---- The input
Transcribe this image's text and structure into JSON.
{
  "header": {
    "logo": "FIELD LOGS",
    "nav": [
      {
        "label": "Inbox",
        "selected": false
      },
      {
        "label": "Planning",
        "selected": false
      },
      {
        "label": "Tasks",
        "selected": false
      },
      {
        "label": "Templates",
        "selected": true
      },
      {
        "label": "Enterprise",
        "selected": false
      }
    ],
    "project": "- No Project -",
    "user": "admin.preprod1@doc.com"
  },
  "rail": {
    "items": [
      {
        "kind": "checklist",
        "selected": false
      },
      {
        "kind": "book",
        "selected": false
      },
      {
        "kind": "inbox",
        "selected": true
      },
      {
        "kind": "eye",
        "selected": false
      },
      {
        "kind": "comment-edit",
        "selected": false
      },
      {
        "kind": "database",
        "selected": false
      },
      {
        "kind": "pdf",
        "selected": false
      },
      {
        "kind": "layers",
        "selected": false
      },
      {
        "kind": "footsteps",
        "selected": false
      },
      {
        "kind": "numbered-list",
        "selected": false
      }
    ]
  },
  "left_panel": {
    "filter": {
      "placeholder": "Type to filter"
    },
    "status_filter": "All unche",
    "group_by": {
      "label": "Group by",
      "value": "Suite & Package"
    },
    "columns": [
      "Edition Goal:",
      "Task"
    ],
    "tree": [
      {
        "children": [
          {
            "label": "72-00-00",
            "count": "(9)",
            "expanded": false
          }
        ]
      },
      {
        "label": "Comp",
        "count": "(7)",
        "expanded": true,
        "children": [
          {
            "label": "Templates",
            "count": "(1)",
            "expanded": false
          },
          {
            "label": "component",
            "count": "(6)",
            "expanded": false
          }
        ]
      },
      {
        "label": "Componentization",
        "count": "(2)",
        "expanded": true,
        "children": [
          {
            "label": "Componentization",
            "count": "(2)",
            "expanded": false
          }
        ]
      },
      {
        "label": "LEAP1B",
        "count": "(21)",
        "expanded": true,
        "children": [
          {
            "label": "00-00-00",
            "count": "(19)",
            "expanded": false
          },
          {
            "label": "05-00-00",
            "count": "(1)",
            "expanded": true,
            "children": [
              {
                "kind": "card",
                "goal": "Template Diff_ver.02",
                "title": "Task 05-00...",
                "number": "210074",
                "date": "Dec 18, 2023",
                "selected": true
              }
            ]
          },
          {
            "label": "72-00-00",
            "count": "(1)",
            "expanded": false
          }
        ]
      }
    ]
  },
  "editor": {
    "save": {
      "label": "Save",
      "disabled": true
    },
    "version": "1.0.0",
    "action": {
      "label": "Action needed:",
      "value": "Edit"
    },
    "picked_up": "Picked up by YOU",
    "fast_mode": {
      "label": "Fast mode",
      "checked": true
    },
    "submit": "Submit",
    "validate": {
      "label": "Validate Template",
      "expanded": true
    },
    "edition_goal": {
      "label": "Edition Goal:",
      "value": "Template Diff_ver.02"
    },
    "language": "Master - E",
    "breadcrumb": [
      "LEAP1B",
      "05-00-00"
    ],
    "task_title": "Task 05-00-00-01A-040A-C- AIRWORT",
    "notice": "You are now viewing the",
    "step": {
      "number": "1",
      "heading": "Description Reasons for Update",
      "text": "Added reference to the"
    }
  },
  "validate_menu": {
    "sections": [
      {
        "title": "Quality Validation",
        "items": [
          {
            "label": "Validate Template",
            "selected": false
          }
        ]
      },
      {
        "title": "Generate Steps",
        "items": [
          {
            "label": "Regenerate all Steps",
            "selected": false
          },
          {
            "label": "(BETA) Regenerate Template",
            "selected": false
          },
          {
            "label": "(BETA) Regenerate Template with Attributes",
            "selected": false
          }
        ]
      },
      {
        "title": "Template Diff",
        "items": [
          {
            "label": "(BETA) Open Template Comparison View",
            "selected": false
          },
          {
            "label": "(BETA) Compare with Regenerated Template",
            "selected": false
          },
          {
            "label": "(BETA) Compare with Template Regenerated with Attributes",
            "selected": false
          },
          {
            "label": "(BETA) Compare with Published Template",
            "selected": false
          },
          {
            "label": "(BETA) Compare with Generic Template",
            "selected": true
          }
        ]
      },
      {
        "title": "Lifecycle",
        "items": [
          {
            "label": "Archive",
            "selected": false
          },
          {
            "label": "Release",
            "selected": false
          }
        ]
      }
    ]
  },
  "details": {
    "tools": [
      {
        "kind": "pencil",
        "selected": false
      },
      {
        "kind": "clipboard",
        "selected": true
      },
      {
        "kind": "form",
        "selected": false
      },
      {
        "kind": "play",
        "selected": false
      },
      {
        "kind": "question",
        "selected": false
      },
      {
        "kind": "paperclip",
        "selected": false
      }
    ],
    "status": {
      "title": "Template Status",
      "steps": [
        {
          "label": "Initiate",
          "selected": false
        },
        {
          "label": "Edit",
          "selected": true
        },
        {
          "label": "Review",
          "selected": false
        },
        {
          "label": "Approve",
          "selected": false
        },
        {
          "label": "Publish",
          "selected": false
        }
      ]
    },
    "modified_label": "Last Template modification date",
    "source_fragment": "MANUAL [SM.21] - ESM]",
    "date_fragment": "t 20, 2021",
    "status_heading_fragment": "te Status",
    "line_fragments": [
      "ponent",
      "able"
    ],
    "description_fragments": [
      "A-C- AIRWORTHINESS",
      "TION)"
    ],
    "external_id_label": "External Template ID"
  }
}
--------
__What is required__. Pull out every line of the entries that includes the word "Compare".

__Task response__.
            "label": "(BETA) Compare with Regenerated Template",
            "label": "(BETA) Compare with Template Regenerated with Attributes",
            "label": "(BETA) Compare with Published Template",
            "label": "(BETA) Compare with Generic Template",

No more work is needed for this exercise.